■ What to do
Report only the number of lines in this material that include the string "chargeable".

(Dataset entries)
....................

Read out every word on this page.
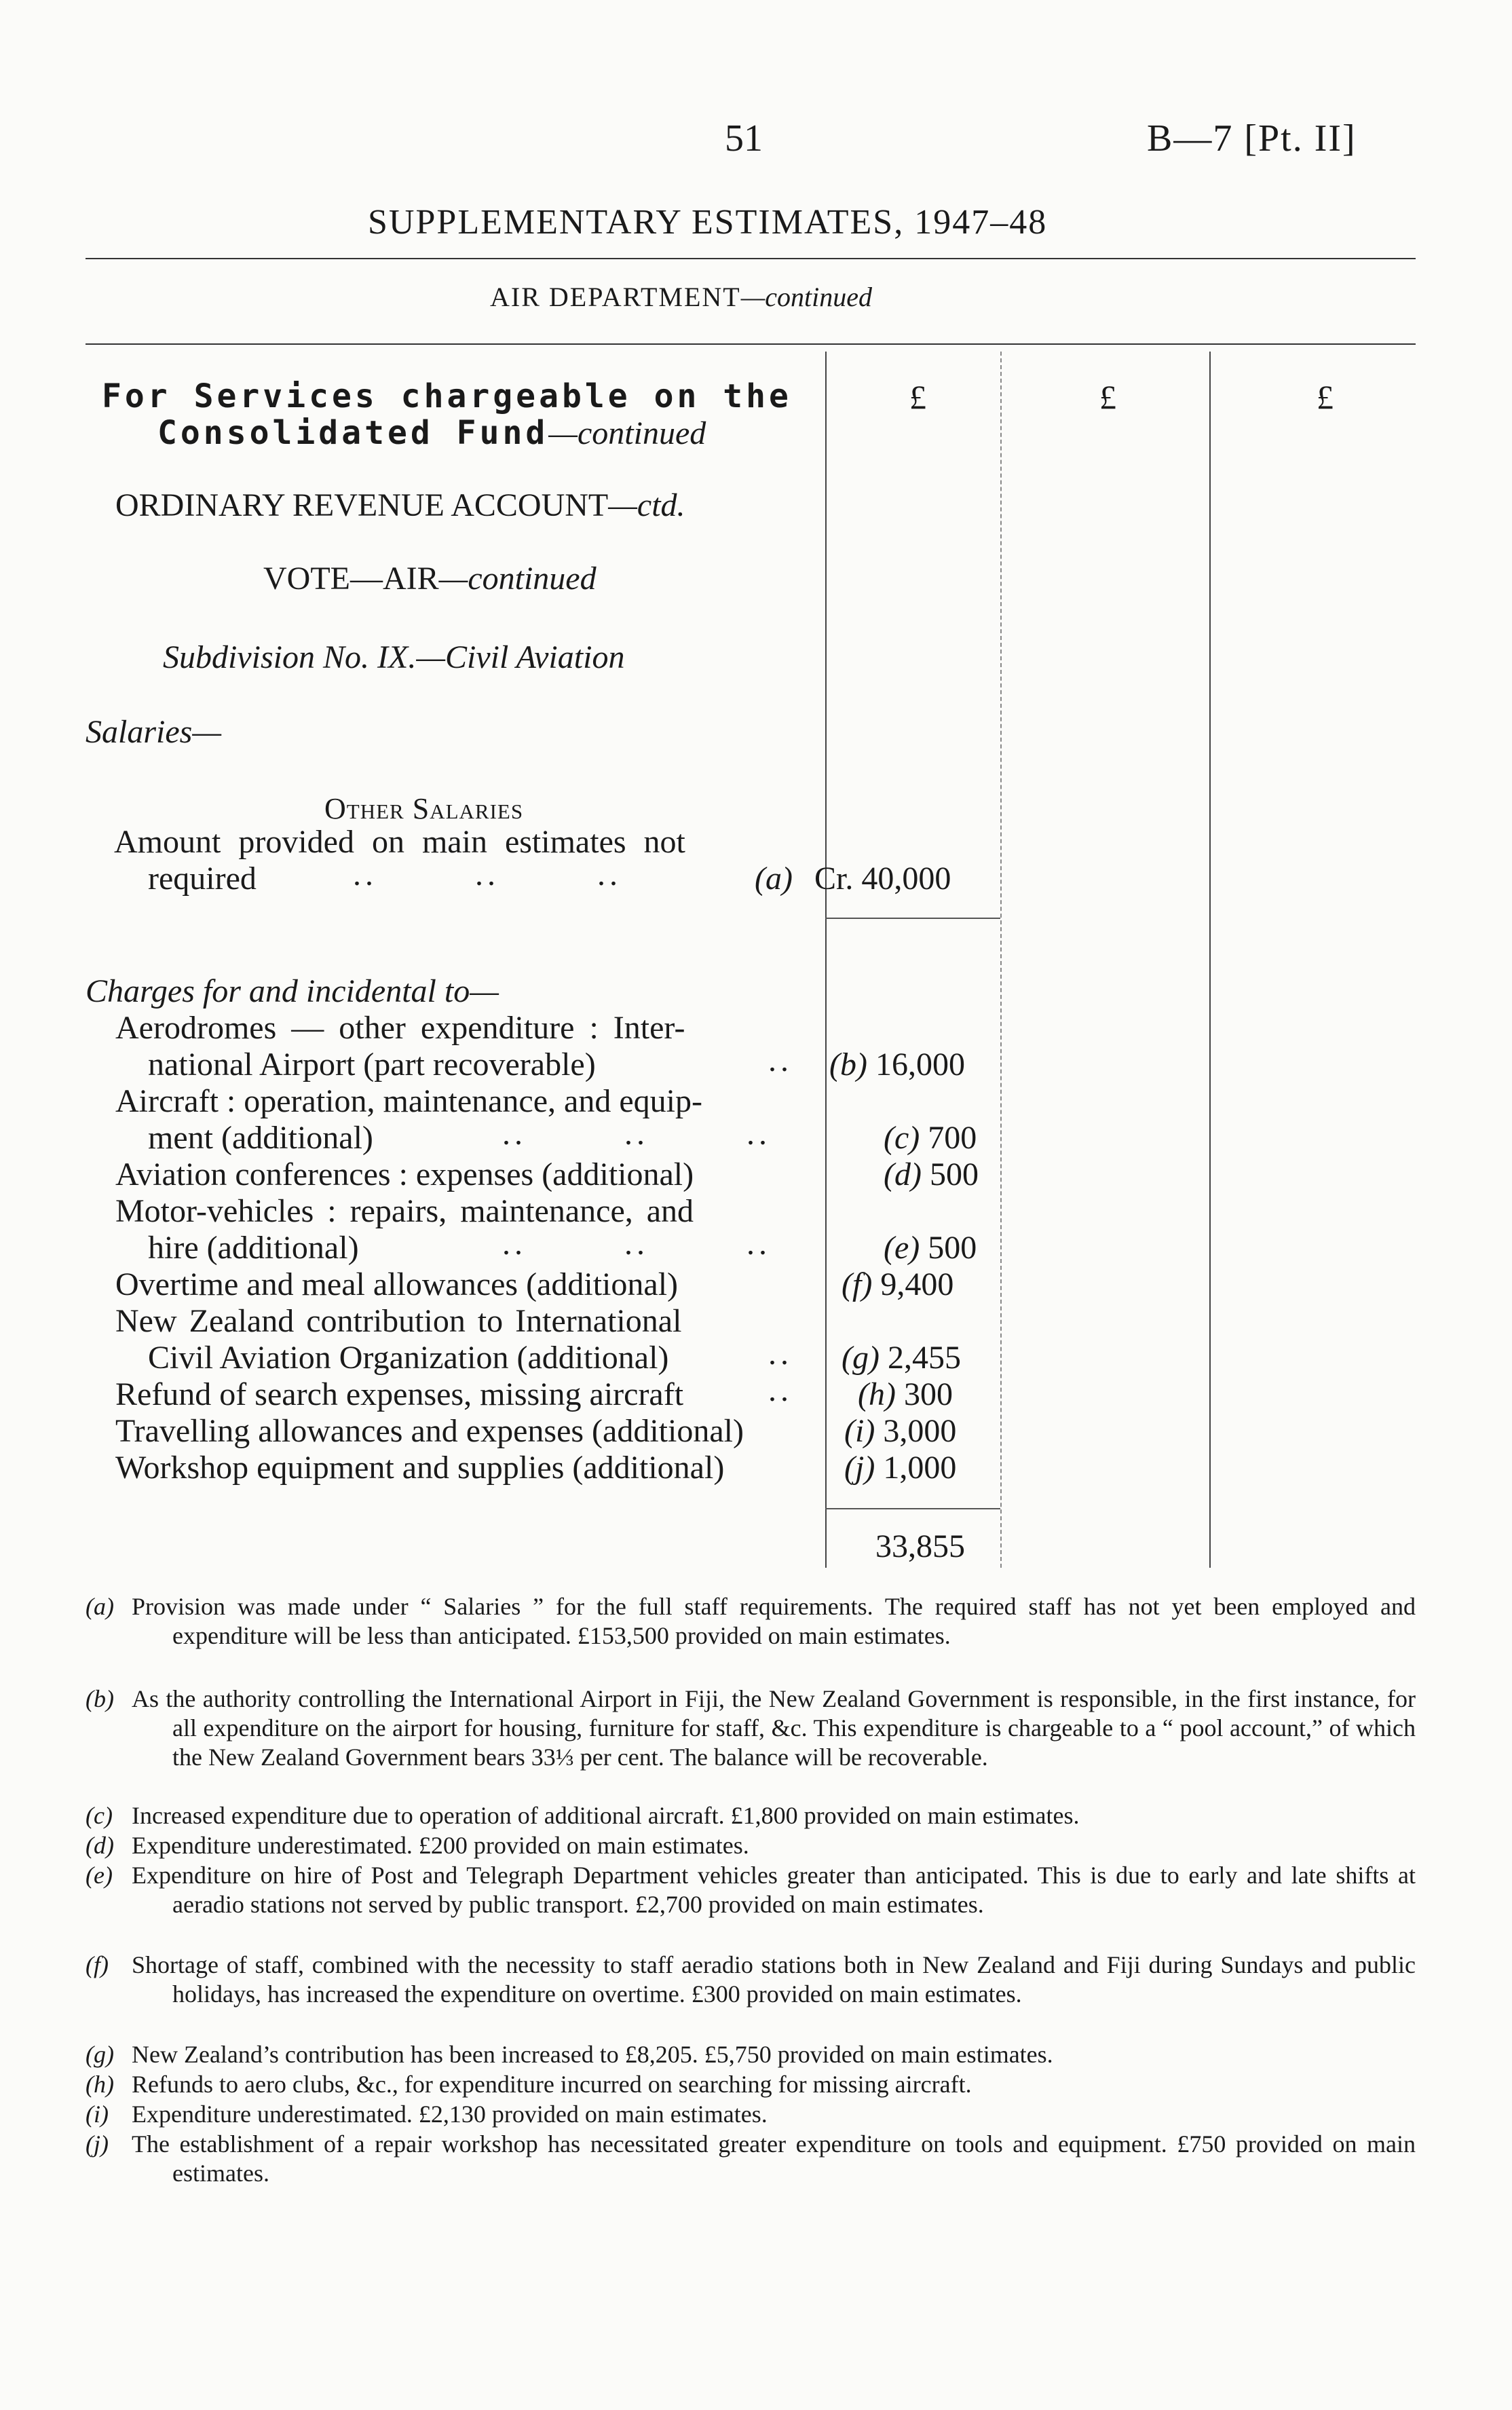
51	B—7 [Pt. II]
SUPPLEMENTARY ESTIMATES, 1947–48
AIR DEPARTMENT—continued
£	£	£
For Services chargeable on the
Consolidated Fund—continued
ORDINARY REVENUE ACCOUNT—ctd.
VOTE—AIR—continued
Subdivision No. IX.—Civil Aviation
Salaries—
Other Salaries
Amount provided on main estimates not
required	..        ..        ..	(a) Cr. 40,000
Charges for and incidental to—
Aerodromes — other expenditure : Inter-
national Airport (part recoverable)	.. (b) 16,000
Aircraft : operation, maintenance, and equip-
ment (additional)	..        ..        ..	(c) 700
Aviation conferences : expenses (additional)	(d) 500
Motor-vehicles : repairs, maintenance, and
hire (additional)	..        ..        ..	(e) 500
Overtime and meal allowances (additional)	(f) 9,400
New Zealand contribution to International
Civil Aviation Organization (additional)	.. (g) 2,455
Refund of search expenses, missing aircraft	.. (h) 300
Travelling allowances and expenses (additional)	(i) 3,000
Workshop equipment and supplies (additional)	(j) 1,000
33,855
(a) Provision was made under “ Salaries ” for the full staff requirements. The required staff has not yet been employed and expenditure will be less than anticipated. £153,500 provided on main estimates.
(b) As the authority controlling the International Airport in Fiji, the New Zealand Government is responsible, in the first instance, for all expenditure on the airport for housing, furniture for staff, &c. This expenditure is chargeable to a “ pool account,” of which the New Zealand Government bears 33⅓ per cent. The balance will be recoverable.
(c) Increased expenditure due to operation of additional aircraft. £1,800 provided on main estimates.
(d) Expenditure underestimated. £200 provided on main estimates.
(e) Expenditure on hire of Post and Telegraph Department vehicles greater than anticipated. This is due to early and late shifts at aeradio stations not served by public transport. £2,700 provided on main estimates.
(f) Shortage of staff, combined with the necessity to staff aeradio stations both in New Zealand and Fiji during Sundays and public holidays, has increased the expenditure on overtime. £300 provided on main estimates.
(g) New Zealand’s contribution has been increased to £8,205. £5,750 provided on main estimates.
(h) Refunds to aero clubs, &c., for expenditure incurred on searching for missing aircraft.
(i) Expenditure underestimated. £2,130 provided on main estimates.
(j) The establishment of a repair workshop has necessitated greater expenditure on tools and equipment. £750 provided on main estimates.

....................

■ Written answer
2